Collected data entries
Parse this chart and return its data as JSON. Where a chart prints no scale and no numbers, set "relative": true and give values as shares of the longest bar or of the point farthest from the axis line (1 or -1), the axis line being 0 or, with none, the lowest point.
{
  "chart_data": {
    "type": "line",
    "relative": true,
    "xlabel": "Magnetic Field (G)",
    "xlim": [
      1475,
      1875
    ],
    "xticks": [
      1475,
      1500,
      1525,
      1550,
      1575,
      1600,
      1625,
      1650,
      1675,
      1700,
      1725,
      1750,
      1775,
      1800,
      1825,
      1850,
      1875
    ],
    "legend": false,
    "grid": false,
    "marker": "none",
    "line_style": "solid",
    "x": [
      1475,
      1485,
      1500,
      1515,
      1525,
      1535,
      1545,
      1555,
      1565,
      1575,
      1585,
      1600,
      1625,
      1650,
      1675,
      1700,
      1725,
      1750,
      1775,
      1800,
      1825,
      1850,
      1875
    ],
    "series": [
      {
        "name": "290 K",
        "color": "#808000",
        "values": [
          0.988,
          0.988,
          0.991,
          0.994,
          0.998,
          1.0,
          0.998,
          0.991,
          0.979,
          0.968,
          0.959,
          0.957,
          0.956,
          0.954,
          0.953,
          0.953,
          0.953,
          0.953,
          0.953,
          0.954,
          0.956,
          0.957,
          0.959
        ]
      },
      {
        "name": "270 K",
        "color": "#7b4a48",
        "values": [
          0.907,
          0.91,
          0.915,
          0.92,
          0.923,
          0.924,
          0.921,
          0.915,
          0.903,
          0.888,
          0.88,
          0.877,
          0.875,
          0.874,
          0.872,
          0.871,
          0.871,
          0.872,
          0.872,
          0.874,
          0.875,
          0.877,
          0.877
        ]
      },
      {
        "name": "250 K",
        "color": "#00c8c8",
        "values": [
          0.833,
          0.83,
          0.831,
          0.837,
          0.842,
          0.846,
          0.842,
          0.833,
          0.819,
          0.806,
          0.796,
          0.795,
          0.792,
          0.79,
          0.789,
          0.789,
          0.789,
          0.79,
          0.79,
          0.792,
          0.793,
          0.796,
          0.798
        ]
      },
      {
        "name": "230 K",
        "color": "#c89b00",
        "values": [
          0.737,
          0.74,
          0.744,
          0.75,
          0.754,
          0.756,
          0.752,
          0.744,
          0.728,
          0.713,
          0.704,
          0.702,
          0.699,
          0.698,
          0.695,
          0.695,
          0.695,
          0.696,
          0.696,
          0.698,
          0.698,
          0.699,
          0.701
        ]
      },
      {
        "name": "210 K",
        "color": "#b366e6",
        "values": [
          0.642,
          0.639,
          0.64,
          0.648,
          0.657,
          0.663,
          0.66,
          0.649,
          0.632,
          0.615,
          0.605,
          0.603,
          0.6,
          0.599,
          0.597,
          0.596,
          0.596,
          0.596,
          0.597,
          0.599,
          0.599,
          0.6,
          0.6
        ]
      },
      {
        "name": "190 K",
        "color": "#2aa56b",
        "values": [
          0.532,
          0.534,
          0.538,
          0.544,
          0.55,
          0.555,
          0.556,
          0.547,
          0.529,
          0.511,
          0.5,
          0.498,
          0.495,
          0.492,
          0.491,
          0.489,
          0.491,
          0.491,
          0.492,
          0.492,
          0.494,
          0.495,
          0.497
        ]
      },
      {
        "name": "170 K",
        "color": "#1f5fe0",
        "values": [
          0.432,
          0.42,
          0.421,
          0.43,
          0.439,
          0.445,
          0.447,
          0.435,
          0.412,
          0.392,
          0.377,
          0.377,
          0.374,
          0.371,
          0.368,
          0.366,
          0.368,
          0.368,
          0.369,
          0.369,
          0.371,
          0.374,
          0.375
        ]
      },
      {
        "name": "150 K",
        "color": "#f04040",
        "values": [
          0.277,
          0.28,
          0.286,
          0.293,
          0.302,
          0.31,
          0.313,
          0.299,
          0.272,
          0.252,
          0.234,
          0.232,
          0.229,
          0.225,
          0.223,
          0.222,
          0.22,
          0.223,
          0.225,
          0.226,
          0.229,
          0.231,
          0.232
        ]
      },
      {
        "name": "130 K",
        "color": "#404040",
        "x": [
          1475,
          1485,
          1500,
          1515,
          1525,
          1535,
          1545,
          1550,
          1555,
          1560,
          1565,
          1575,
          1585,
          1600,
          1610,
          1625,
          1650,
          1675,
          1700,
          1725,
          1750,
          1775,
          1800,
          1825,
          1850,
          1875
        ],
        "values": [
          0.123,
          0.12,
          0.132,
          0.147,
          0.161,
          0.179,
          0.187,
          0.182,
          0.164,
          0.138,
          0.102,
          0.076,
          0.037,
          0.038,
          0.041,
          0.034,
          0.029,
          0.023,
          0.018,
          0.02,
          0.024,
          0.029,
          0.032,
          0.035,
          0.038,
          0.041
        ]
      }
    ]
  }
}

Task brief: Return the whole listing exactly.

Response to this task:
Parse this chart and return its data as JSON. Where a chart prints no scale and no numbers, set "relative": true and give values as shares of the longest bar or of the point farthest from the axis line (1 or -1), the axis line being 0 or, with none, the lowest point.
{
  "chart_data": {
    "type": "line",
    "relative": true,
    "xlabel": "Magnetic Field (G)",
    "xlim": [
      1475,
      1875
    ],
    "xticks": [
      1475,
      1500,
      1525,
      1550,
      1575,
      1600,
      1625,
      1650,
      1675,
      1700,
      1725,
      1750,
      1775,
      1800,
      1825,
      1850,
      1875
    ],
    "legend": false,
    "grid": false,
    "marker": "none",
    "line_style": "solid",
    "x": [
      1475,
      1485,
      1500,
      1515,
      1525,
      1535,
      1545,
      1555,
      1565,
      1575,
      1585,
      1600,
      1625,
      1650,
      1675,
      1700,
      1725,
      1750,
      1775,
      1800,
      1825,
      1850,
      1875
    ],
    "series": [
      {
        "name": "290 K",
        "color": "#808000",
        "values": [
          0.988,
          0.988,
          0.991,
          0.994,
          0.998,
          1.0,
          0.998,
          0.991,
          0.979,
          0.968,
          0.959,
          0.957,
          0.956,
          0.954,
          0.953,
          0.953,
          0.953,
          0.953,
          0.953,
          0.954,
          0.956,
          0.957,
          0.959
        ]
      },
      {
        "name": "270 K",
        "color": "#7b4a48",
        "values": [
          0.907,
          0.91,
          0.915,
          0.92,
          0.923,
          0.924,
          0.921,
          0.915,
          0.903,
          0.888,
          0.88,
          0.877,
          0.875,
          0.874,
          0.872,
          0.871,
          0.871,
          0.872,
          0.872,
          0.874,
          0.875,
          0.877,
          0.877
        ]
      },
      {
        "name": "250 K",
        "color": "#00c8c8",
        "values": [
          0.833,
          0.83,
          0.831,
          0.837,
          0.842,
          0.846,
          0.842,
          0.833,
          0.819,
          0.806,
          0.796,
          0.795,
          0.792,
          0.79,
          0.789,
          0.789,
          0.789,
          0.79,
          0.79,
          0.792,
          0.793,
          0.796,
          0.798
        ]
      },
      {
        "name": "230 K",
        "color": "#c89b00",
        "values": [
          0.737,
          0.74,
          0.744,
          0.75,
          0.754,
          0.756,
          0.752,
          0.744,
          0.728,
          0.713,
          0.704,
          0.702,
          0.699,
          0.698,
          0.695,
          0.695,
          0.695,
          0.696,
          0.696,
          0.698,
          0.698,
          0.699,
          0.701
        ]
      },
      {
        "name": "210 K",
        "color": "#b366e6",
        "values": [
          0.642,
          0.639,
          0.64,
          0.648,
          0.657,
          0.663,
          0.66,
          0.649,
          0.632,
          0.615,
          0.605,
          0.603,
          0.6,
          0.599,
          0.597,
          0.596,
          0.596,
          0.596,
          0.597,
          0.599,
          0.599,
          0.6,
          0.6
        ]
      },
      {
        "name": "190 K",
        "color": "#2aa56b",
        "values": [
          0.532,
          0.534,
          0.538,
          0.544,
          0.55,
          0.555,
          0.556,
          0.547,
          0.529,
          0.511,
          0.5,
          0.498,
          0.495,
          0.492,
          0.491,
          0.489,
          0.491,
          0.491,
          0.492,
          0.492,
          0.494,
          0.495,
          0.497
        ]
      },
      {
        "name": "170 K",
        "color": "#1f5fe0",
        "values": [
          0.432,
          0.42,
          0.421,
          0.43,
          0.439,
          0.445,
          0.447,
          0.435,
          0.412,
          0.392,
          0.377,
          0.377,
          0.374,
          0.371,
          0.368,
          0.366,
          0.368,
          0.368,
          0.369,
          0.369,
          0.371,
          0.374,
          0.375
        ]
      },
      {
        "name": "150 K",
        "color": "#f04040",
        "values": [
          0.277,
          0.28,
          0.286,
          0.293,
          0.302,
          0.31,
          0.313,
          0.299,
          0.272,
          0.252,
          0.234,
          0.232,
          0.229,
          0.225,
          0.223,
          0.222,
          0.22,
          0.223,
          0.225,
          0.226,
          0.229,
          0.231,
          0.232
        ]
      },
      {
        "name": "130 K",
        "color": "#404040",
        "x": [
          1475,
          1485,
          1500,
          1515,
          1525,
          1535,
          1545,
          1550,
          1555,
          1560,
          1565,
          1575,
          1585,
          1600,
          1610,
          1625,
          1650,
          1675,
          1700,
          1725,
          1750,
          1775,
          1800,
          1825,
          1850,
          1875
        ],
        "values": [
          0.123,
          0.12,
          0.132,
          0.147,
          0.161,
          0.179,
          0.187,
          0.182,
          0.164,
          0.138,
          0.102,
          0.076,
          0.037,
          0.038,
          0.041,
          0.034,
          0.029,
          0.023,
          0.018,
          0.02,
          0.024,
          0.029,
          0.032,
          0.035,
          0.038,
          0.041
        ]
      }
    ]
  }
}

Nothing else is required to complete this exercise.